## PROBLEM TO SOLVE
Read the entries below and pull out each line with the string "primary".

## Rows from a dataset
---------------
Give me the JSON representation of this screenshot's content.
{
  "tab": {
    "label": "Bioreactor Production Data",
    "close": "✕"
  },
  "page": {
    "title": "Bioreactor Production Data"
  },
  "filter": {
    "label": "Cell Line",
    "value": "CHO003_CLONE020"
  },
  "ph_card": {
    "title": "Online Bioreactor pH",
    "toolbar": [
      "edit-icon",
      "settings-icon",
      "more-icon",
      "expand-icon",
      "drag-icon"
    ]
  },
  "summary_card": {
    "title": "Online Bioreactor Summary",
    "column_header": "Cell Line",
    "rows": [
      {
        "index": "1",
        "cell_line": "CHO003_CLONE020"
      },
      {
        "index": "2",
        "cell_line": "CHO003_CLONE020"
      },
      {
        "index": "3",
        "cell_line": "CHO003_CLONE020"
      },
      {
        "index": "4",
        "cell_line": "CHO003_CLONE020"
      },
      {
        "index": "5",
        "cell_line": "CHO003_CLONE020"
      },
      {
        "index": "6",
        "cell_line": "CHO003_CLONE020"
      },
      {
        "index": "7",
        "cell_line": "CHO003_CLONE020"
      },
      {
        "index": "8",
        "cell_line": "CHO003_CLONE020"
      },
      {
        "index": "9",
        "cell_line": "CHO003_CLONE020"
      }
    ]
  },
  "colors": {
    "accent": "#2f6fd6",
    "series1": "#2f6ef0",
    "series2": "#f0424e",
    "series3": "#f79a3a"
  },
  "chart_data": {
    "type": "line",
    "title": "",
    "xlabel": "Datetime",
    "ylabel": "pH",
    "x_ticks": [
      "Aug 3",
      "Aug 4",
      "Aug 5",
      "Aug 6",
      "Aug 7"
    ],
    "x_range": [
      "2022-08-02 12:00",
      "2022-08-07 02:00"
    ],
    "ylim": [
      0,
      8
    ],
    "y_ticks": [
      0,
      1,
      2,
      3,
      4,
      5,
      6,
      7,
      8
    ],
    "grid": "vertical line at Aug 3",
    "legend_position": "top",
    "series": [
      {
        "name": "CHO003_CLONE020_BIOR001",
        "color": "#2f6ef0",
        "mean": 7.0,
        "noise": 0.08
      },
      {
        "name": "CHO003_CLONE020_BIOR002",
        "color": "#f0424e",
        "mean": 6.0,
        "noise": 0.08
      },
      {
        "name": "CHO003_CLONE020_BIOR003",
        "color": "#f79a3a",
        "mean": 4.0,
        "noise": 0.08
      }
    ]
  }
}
---------------
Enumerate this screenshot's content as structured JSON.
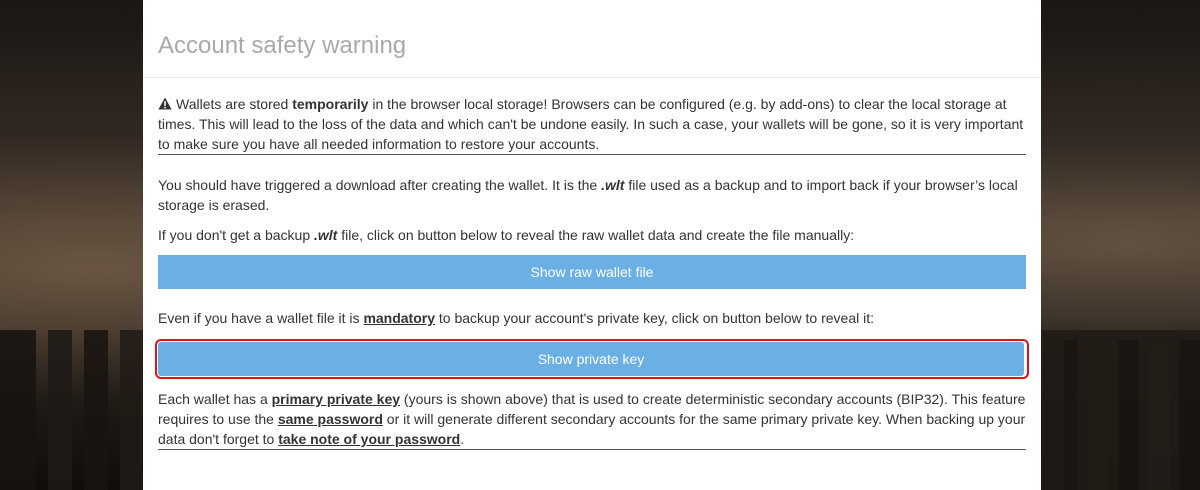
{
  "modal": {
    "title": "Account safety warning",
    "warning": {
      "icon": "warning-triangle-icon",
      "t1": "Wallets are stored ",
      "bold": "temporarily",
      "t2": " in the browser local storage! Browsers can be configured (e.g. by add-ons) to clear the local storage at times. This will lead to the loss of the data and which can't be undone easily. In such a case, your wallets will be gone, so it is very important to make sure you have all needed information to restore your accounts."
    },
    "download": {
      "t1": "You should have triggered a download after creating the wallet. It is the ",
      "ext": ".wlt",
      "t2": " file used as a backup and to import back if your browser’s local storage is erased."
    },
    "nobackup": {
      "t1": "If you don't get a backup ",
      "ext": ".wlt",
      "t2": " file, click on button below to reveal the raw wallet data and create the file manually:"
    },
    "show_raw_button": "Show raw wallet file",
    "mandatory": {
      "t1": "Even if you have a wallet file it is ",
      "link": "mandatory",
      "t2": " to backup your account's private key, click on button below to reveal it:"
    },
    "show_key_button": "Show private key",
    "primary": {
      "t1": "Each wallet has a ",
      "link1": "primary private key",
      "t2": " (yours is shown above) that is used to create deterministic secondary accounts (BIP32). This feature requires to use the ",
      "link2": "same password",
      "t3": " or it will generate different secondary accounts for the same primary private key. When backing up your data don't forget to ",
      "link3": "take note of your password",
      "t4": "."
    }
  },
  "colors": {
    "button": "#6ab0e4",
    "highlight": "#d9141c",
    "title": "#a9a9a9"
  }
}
---------------
## SOLUTION FOR THIS PROBLEM
    "primary": {
      "link1": "primary private key",
      "t3": " or it will generate different secondary accounts for the same primary private key. When backing up your data don't forget to ",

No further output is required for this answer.